→ **Texte fourni**
Audition sur le projet de loi no 57, Loi édictant la Loi visant à protéger les élus et à favoriser l’exercice sans entraves de leurs fonctions et modifiant diverses dispositions législatives concernant le domaine municipal

Allocution de : Jean-François Blanchet, directeur général des élections

Événement : Audition du directeur général des élections du Québec sur le projet de loi no 57

Lieu : Assemblée nationale du Québec

Date : 1 mai 2024

Pour en savoir plus : Protection des élus par le DGE : un risque pour la perception de sa neutralité et de son indépendance

Monsieur le Président,

Madame la Ministre,

Mesdames et Messieurs les membres de la Commission,

Je vous remercie de m’avoir invité à prendre part à ces consultations particulières sur le projet de loi no 57, la Loi édictant la Loi visant à protéger les élus et à favoriser l’exercice sans entraves de leurs fonctions et modifiant diverses dispositions législatives concernant le domaine municipal.

→ **Jeu de données**

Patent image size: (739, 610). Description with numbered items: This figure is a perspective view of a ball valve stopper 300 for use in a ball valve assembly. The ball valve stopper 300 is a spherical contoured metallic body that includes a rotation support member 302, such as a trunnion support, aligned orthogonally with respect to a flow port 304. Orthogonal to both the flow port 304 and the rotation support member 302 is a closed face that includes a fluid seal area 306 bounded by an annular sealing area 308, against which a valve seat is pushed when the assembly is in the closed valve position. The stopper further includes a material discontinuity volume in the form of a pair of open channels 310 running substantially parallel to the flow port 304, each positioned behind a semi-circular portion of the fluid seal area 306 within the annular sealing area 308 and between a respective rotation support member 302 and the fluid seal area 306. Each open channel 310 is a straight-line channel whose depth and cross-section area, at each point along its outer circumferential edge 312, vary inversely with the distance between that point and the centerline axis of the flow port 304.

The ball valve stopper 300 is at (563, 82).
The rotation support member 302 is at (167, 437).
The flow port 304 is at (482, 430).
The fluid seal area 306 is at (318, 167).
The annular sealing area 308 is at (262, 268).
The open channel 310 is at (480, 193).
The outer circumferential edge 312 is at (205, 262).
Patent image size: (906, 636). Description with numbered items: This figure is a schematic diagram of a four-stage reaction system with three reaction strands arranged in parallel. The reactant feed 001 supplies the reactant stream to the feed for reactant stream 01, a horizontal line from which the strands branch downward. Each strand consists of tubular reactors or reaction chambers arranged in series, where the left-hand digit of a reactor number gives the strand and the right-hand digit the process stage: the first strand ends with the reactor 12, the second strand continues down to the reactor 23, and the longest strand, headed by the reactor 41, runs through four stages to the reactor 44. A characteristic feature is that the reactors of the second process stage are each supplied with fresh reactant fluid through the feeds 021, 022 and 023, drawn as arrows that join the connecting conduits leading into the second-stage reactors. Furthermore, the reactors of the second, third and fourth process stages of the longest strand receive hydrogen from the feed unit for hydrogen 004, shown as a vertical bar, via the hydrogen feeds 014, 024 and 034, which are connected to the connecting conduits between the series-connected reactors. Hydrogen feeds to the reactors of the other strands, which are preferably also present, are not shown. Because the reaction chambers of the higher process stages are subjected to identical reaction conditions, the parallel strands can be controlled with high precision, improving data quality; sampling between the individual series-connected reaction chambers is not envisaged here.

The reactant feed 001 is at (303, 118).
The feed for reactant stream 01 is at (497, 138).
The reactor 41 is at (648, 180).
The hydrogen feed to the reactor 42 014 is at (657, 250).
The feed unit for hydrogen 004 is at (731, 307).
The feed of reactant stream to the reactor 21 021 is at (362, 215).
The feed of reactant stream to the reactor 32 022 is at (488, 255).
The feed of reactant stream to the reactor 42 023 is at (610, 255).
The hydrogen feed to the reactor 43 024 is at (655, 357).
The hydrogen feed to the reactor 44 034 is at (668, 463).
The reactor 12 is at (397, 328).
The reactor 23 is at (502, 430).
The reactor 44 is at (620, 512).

→ **Objectif de l'exercice**
Poursuivez l'allocution sur le projet de loi no 57 après sa dernière phrase. Les items proviennent d'une source distincte de l'allocution sur le projet de loi no 57.

→ **Réponse à l'exercice**
Je suis accompagné de :

Introduction

Je souhaite réagir en deux temps, aujourd’hui, au projet de loi n57.

Je commencerai par le volet qui édicte la Loi visant à protéger les élus et à favoriser l’exercice sans entraves de leurs fonctions, qui me confierait la possibilité d’entreprendre des recours judiciaires au nom des élus provinciaux.

Le second volet de mon intervention portera sur les modifications apportées par le projet de loi à la Loi sur les élections et les référendums dans les municipalités (à laquelle vous me permettrez de référer par son sigle, c’est-à-dire LERM).

J’ai déposé devant cette Commission un mémoire qui détaille mon analyse du projet de loi et qui présente mes recommandations ainsi que mes mises en garde sur certaines de ses dispositions.

Permettez-moi de vous en présenter quelques-unes.

Le projet de loi visant à mieux protéger les élus

La Loi visant à protéger les élus et à favoriser l’exercice sans entraves de leurs fonctions introduirait de nouveaux recours légaux pour mieux protéger les élus.

Le projet de loi prévoit que le directeur général des élections pourrait demander une injonction, au bénéfice d’une députée ou d’un député, pour qu’une personne cesse certains comportements qui entravent indûment l’exercice de ses fonctions ou qui portent atteinte à son droit à la vie privée.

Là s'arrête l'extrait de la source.